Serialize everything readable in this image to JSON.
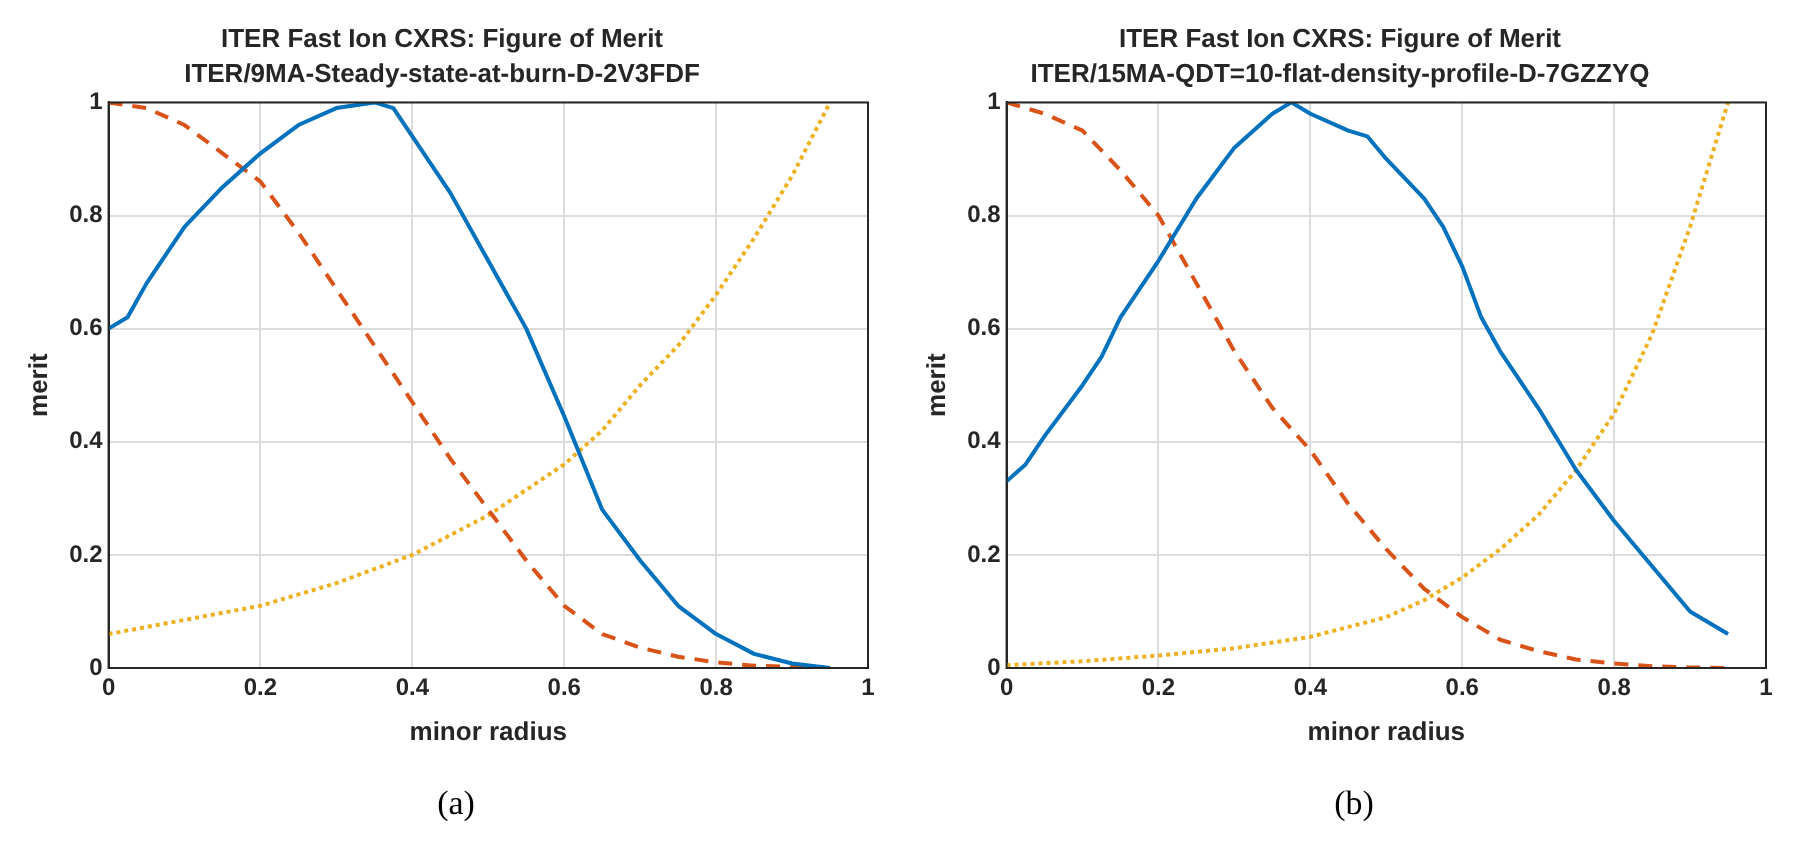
{
  "chart_data": [
    {
      "type": "line",
      "title": "ITER Fast Ion CXRS: Figure of Merit",
      "subtitle": "ITER/9MA-Steady-state-at-burn-D-2V3FDF",
      "xlabel": "minor radius",
      "ylabel": "merit",
      "xlim": [
        0,
        1
      ],
      "ylim": [
        0,
        1
      ],
      "xticks": [
        0,
        0.2,
        0.4,
        0.6,
        0.8,
        1
      ],
      "yticks": [
        0,
        0.2,
        0.4,
        0.6,
        0.8,
        1
      ],
      "grid": true,
      "marker": "none",
      "annotations": [
        "(a)"
      ],
      "series": [
        {
          "color": "#0072bd",
          "line_style": "solid",
          "x": [
            0,
            0.025,
            0.05,
            0.1,
            0.15,
            0.2,
            0.25,
            0.3,
            0.35,
            0.375,
            0.4,
            0.45,
            0.5,
            0.55,
            0.6,
            0.65,
            0.7,
            0.75,
            0.8,
            0.85,
            0.9,
            0.95
          ],
          "values": [
            0.6,
            0.62,
            0.68,
            0.78,
            0.85,
            0.91,
            0.96,
            0.99,
            1.0,
            0.99,
            0.94,
            0.84,
            0.72,
            0.6,
            0.445,
            0.28,
            0.19,
            0.11,
            0.06,
            0.025,
            0.008,
            0
          ]
        },
        {
          "color": "#d95319",
          "line_style": "dashed",
          "x": [
            0,
            0.05,
            0.1,
            0.15,
            0.2,
            0.25,
            0.3,
            0.35,
            0.4,
            0.45,
            0.5,
            0.55,
            0.6,
            0.65,
            0.7,
            0.75,
            0.8,
            0.85,
            0.9,
            0.95
          ],
          "values": [
            1.0,
            0.99,
            0.96,
            0.91,
            0.86,
            0.77,
            0.67,
            0.57,
            0.47,
            0.37,
            0.28,
            0.19,
            0.11,
            0.06,
            0.036,
            0.02,
            0.01,
            0.004,
            0.002,
            0
          ]
        },
        {
          "color": "#edb120",
          "line_style": "dotted",
          "x": [
            0,
            0.1,
            0.2,
            0.3,
            0.4,
            0.5,
            0.6,
            0.65,
            0.7,
            0.75,
            0.8,
            0.85,
            0.9,
            0.95
          ],
          "values": [
            0.06,
            0.085,
            0.11,
            0.15,
            0.2,
            0.27,
            0.36,
            0.42,
            0.5,
            0.57,
            0.66,
            0.76,
            0.87,
            1.0
          ]
        }
      ]
    },
    {
      "type": "line",
      "title": "ITER Fast Ion CXRS: Figure of Merit",
      "subtitle": "ITER/15MA-QDT=10-flat-density-profile-D-7GZZYQ",
      "xlabel": "minor radius",
      "ylabel": "merit",
      "xlim": [
        0,
        1
      ],
      "ylim": [
        0,
        1
      ],
      "xticks": [
        0,
        0.2,
        0.4,
        0.6,
        0.8,
        1
      ],
      "yticks": [
        0,
        0.2,
        0.4,
        0.6,
        0.8,
        1
      ],
      "grid": true,
      "marker": "none",
      "annotations": [
        "(b)"
      ],
      "series": [
        {
          "color": "#0072bd",
          "line_style": "solid",
          "x": [
            0,
            0.025,
            0.05,
            0.1,
            0.125,
            0.15,
            0.2,
            0.25,
            0.3,
            0.35,
            0.375,
            0.4,
            0.45,
            0.475,
            0.5,
            0.55,
            0.575,
            0.6,
            0.625,
            0.65,
            0.7,
            0.75,
            0.8,
            0.85,
            0.9,
            0.95
          ],
          "values": [
            0.33,
            0.36,
            0.41,
            0.5,
            0.55,
            0.62,
            0.72,
            0.83,
            0.92,
            0.98,
            1.0,
            0.98,
            0.95,
            0.94,
            0.9,
            0.83,
            0.78,
            0.71,
            0.62,
            0.56,
            0.46,
            0.35,
            0.26,
            0.18,
            0.1,
            0.06
          ]
        },
        {
          "color": "#d95319",
          "line_style": "dashed",
          "x": [
            0,
            0.05,
            0.1,
            0.15,
            0.2,
            0.25,
            0.3,
            0.35,
            0.4,
            0.45,
            0.5,
            0.55,
            0.6,
            0.65,
            0.7,
            0.75,
            0.8,
            0.85,
            0.9,
            0.95
          ],
          "values": [
            1.0,
            0.98,
            0.95,
            0.88,
            0.8,
            0.68,
            0.56,
            0.46,
            0.385,
            0.29,
            0.21,
            0.14,
            0.09,
            0.05,
            0.03,
            0.015,
            0.008,
            0.003,
            0.001,
            0
          ]
        },
        {
          "color": "#edb120",
          "line_style": "dotted",
          "x": [
            0,
            0.1,
            0.2,
            0.3,
            0.4,
            0.5,
            0.55,
            0.6,
            0.65,
            0.7,
            0.75,
            0.8,
            0.85,
            0.9,
            0.95
          ],
          "values": [
            0.005,
            0.012,
            0.022,
            0.035,
            0.055,
            0.09,
            0.12,
            0.16,
            0.21,
            0.27,
            0.35,
            0.45,
            0.59,
            0.78,
            1.0
          ]
        }
      ]
    }
  ]
}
____
#### [TASK GOAL]
Every record above should be written out again exactly; the pictures stay out of the copy.

#### [EXERCISE OUTPUT]
Serialize everything readable in this image to JSON.
{
  "chart_data": [
    {
      "type": "line",
      "title": "ITER Fast Ion CXRS: Figure of Merit",
      "subtitle": "ITER/9MA-Steady-state-at-burn-D-2V3FDF",
      "xlabel": "minor radius",
      "ylabel": "merit",
      "xlim": [
        0,
        1
      ],
      "ylim": [
        0,
        1
      ],
      "xticks": [
        0,
        0.2,
        0.4,
        0.6,
        0.8,
        1
      ],
      "yticks": [
        0,
        0.2,
        0.4,
        0.6,
        0.8,
        1
      ],
      "grid": true,
      "marker": "none",
      "annotations": [
        "(a)"
      ],
      "series": [
        {
          "color": "#0072bd",
          "line_style": "solid",
          "x": [
            0,
            0.025,
            0.05,
            0.1,
            0.15,
            0.2,
            0.25,
            0.3,
            0.35,
            0.375,
            0.4,
            0.45,
            0.5,
            0.55,
            0.6,
            0.65,
            0.7,
            0.75,
            0.8,
            0.85,
            0.9,
            0.95
          ],
          "values": [
            0.6,
            0.62,
            0.68,
            0.78,
            0.85,
            0.91,
            0.96,
            0.99,
            1.0,
            0.99,
            0.94,
            0.84,
            0.72,
            0.6,
            0.445,
            0.28,
            0.19,
            0.11,
            0.06,
            0.025,
            0.008,
            0
          ]
        },
        {
          "color": "#d95319",
          "line_style": "dashed",
          "x": [
            0,
            0.05,
            0.1,
            0.15,
            0.2,
            0.25,
            0.3,
            0.35,
            0.4,
            0.45,
            0.5,
            0.55,
            0.6,
            0.65,
            0.7,
            0.75,
            0.8,
            0.85,
            0.9,
            0.95
          ],
          "values": [
            1.0,
            0.99,
            0.96,
            0.91,
            0.86,
            0.77,
            0.67,
            0.57,
            0.47,
            0.37,
            0.28,
            0.19,
            0.11,
            0.06,
            0.036,
            0.02,
            0.01,
            0.004,
            0.002,
            0
          ]
        },
        {
          "color": "#edb120",
          "line_style": "dotted",
          "x": [
            0,
            0.1,
            0.2,
            0.3,
            0.4,
            0.5,
            0.6,
            0.65,
            0.7,
            0.75,
            0.8,
            0.85,
            0.9,
            0.95
          ],
          "values": [
            0.06,
            0.085,
            0.11,
            0.15,
            0.2,
            0.27,
            0.36,
            0.42,
            0.5,
            0.57,
            0.66,
            0.76,
            0.87,
            1.0
          ]
        }
      ]
    },
    {
      "type": "line",
      "title": "ITER Fast Ion CXRS: Figure of Merit",
      "subtitle": "ITER/15MA-QDT=10-flat-density-profile-D-7GZZYQ",
      "xlabel": "minor radius",
      "ylabel": "merit",
      "xlim": [
        0,
        1
      ],
      "ylim": [
        0,
        1
      ],
      "xticks": [
        0,
        0.2,
        0.4,
        0.6,
        0.8,
        1
      ],
      "yticks": [
        0,
        0.2,
        0.4,
        0.6,
        0.8,
        1
      ],
      "grid": true,
      "marker": "none",
      "annotations": [
        "(b)"
      ],
      "series": [
        {
          "color": "#0072bd",
          "line_style": "solid",
          "x": [
            0,
            0.025,
            0.05,
            0.1,
            0.125,
            0.15,
            0.2,
            0.25,
            0.3,
            0.35,
            0.375,
            0.4,
            0.45,
            0.475,
            0.5,
            0.55,
            0.575,
            0.6,
            0.625,
            0.65,
            0.7,
            0.75,
            0.8,
            0.85,
            0.9,
            0.95
          ],
          "values": [
            0.33,
            0.36,
            0.41,
            0.5,
            0.55,
            0.62,
            0.72,
            0.83,
            0.92,
            0.98,
            1.0,
            0.98,
            0.95,
            0.94,
            0.9,
            0.83,
            0.78,
            0.71,
            0.62,
            0.56,
            0.46,
            0.35,
            0.26,
            0.18,
            0.1,
            0.06
          ]
        },
        {
          "color": "#d95319",
          "line_style": "dashed",
          "x": [
            0,
            0.05,
            0.1,
            0.15,
            0.2,
            0.25,
            0.3,
            0.35,
            0.4,
            0.45,
            0.5,
            0.55,
            0.6,
            0.65,
            0.7,
            0.75,
            0.8,
            0.85,
            0.9,
            0.95
          ],
          "values": [
            1.0,
            0.98,
            0.95,
            0.88,
            0.8,
            0.68,
            0.56,
            0.46,
            0.385,
            0.29,
            0.21,
            0.14,
            0.09,
            0.05,
            0.03,
            0.015,
            0.008,
            0.003,
            0.001,
            0
          ]
        },
        {
          "color": "#edb120",
          "line_style": "dotted",
          "x": [
            0,
            0.1,
            0.2,
            0.3,
            0.4,
            0.5,
            0.55,
            0.6,
            0.65,
            0.7,
            0.75,
            0.8,
            0.85,
            0.9,
            0.95
          ],
          "values": [
            0.005,
            0.012,
            0.022,
            0.035,
            0.055,
            0.09,
            0.12,
            0.16,
            0.21,
            0.27,
            0.35,
            0.45,
            0.59,
            0.78,
            1.0
          ]
        }
      ]
    }
  ]
}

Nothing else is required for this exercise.